What you will do:
Exactly as written, quote every line that follows, skipping the images.

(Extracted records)
# # # # # # #
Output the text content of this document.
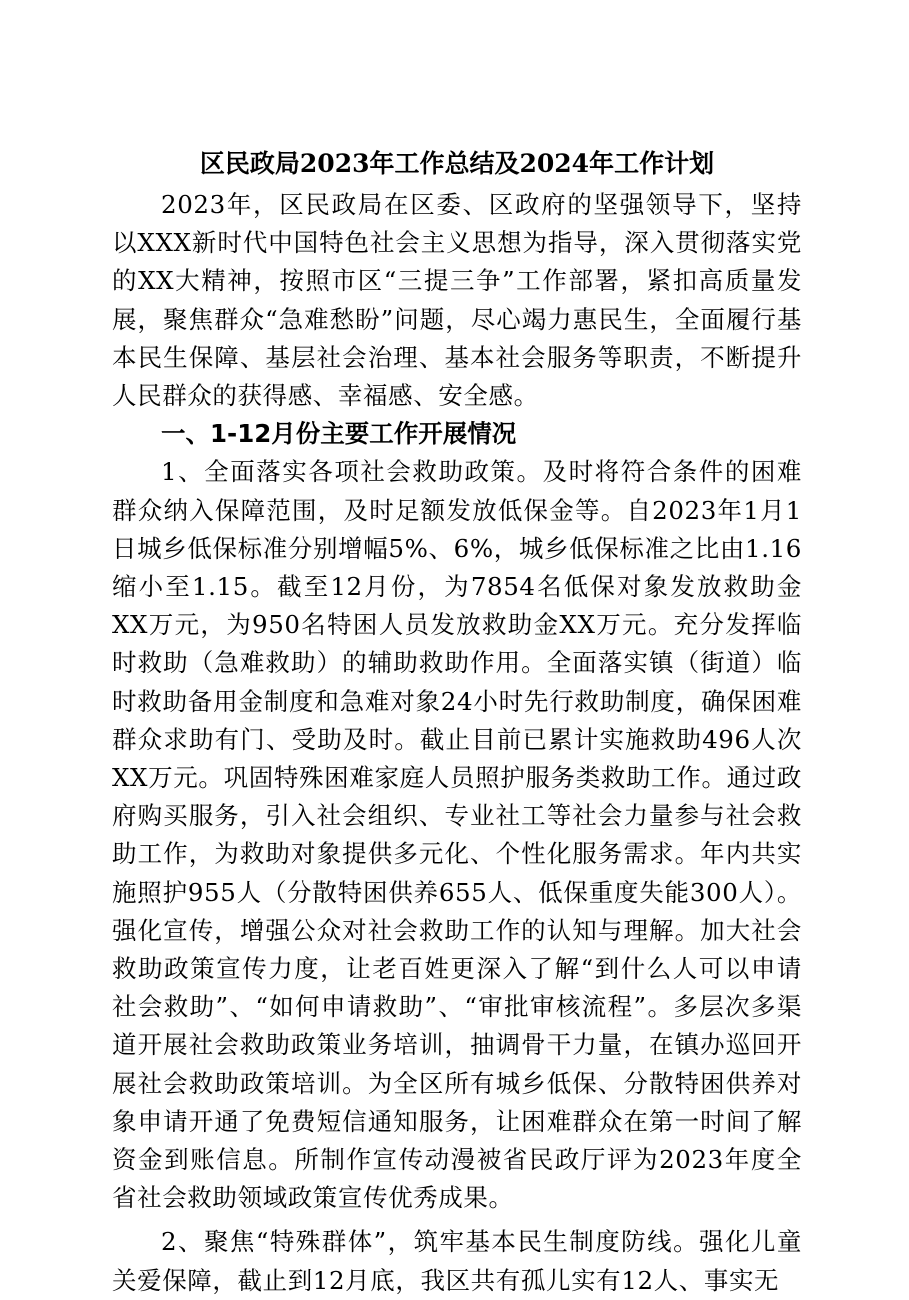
区民政局2023年工作总结及2024年工作计划

2023年，区民政局在区委、区政府的坚强领导下，坚持以XXX新时代中国特色社会主义思想为指导，深入贯彻落实党的XX大精神，按照市区“三提三争”工作部署，紧扣高质量发展，聚焦群众“急难愁盼”问题，尽心竭力惠民生，全面履行基本民生保障、基层社会治理、基本社会服务等职责，不断提升人民群众的获得感、幸福感、安全感。

一、1-12月份主要工作开展情况

1、全面落实各项社会救助政策。及时将符合条件的困难群众纳入保障范围，及时足额发放低保金等。自2023年1月1日城乡低保标准分别增幅5%、6%，城乡低保标准之比由1.16缩小至1.15。截至12月份，为7854名低保对象发放救助金XX万元，为950名特困人员发放救助金XX万元。充分发挥临时救助（急难救助）的辅助救助作用。全面落实镇（街道）临时救助备用金制度和急难对象24小时先行救助制度，确保困难群众求助有门、受助及时。截止目前已累计实施救助496人次XX万元。巩固特殊困难家庭人员照护服务类救助工作。通过政府购买服务，引入社会组织、专业社工等社会力量参与社会救助工作，为救助对象提供多元化、个性化服务需求。年内共实施照护955人（分散特困供养655人、低保重度失能300人）。强化宣传，增强公众对社会救助工作的认知与理解。加大社会救助政策宣传力度，让老百姓更深入了解“到什么人可以申请社会救助”、“如何申请救助”、“审批审核流程”。多层次多渠道开展社会救助政策业务培训，抽调骨干力量，在镇办巡回开展社会救助政策培训。为全区所有城乡低保、分散特困供养对象申请开通了免费短信通知服务，让困难群众在第一时间了解资金到账信息。所制作宣传动漫被省民政厅评为2023年度全省社会救助领域政策宣传优秀成果。

2、聚焦“特殊群体”，筑牢基本民生制度防线。强化儿童关爱保障，截止到12月底，我区共有孤儿实有12人、事实无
# # # # # # #
Solution:
Output the text content of this document.
区民政局2023年工作总结及2024年工作计划

2023年，区民政局在区委、区政府的坚强领导下，坚持以XXX新时代中国特色社会主义思想为指导，深入贯彻落实党的XX大精神，按照市区“三提三争”工作部署，紧扣高质量发展，聚焦群众“急难愁盼”问题，尽心竭力惠民生，全面履行基本民生保障、基层社会治理、基本社会服务等职责，不断提升人民群众的获得感、幸福感、安全感。

一、1-12月份主要工作开展情况

1、全面落实各项社会救助政策。及时将符合条件的困难群众纳入保障范围，及时足额发放低保金等。自2023年1月1日城乡低保标准分别增幅5%、6%，城乡低保标准之比由1.16缩小至1.15。截至12月份，为7854名低保对象发放救助金XX万元，为950名特困人员发放救助金XX万元。充分发挥临时救助（急难救助）的辅助救助作用。全面落实镇（街道）临时救助备用金制度和急难对象24小时先行救助制度，确保困难群众求助有门、受助及时。截止目前已累计实施救助496人次XX万元。巩固特殊困难家庭人员照护服务类救助工作。通过政府购买服务，引入社会组织、专业社工等社会力量参与社会救助工作，为救助对象提供多元化、个性化服务需求。年内共实施照护955人（分散特困供养655人、低保重度失能300人）。强化宣传，增强公众对社会救助工作的认知与理解。加大社会救助政策宣传力度，让老百姓更深入了解“到什么人可以申请社会救助”、“如何申请救助”、“审批审核流程”。多层次多渠道开展社会救助政策业务培训，抽调骨干力量，在镇办巡回开展社会救助政策培训。为全区所有城乡低保、分散特困供养对象申请开通了免费短信通知服务，让困难群众在第一时间了解资金到账信息。所制作宣传动漫被省民政厅评为2023年度全省社会救助领域政策宣传优秀成果。

2、聚焦“特殊群体”，筑牢基本民生制度防线。强化儿童关爱保障，截止到12月底，我区共有孤儿实有12人、事实无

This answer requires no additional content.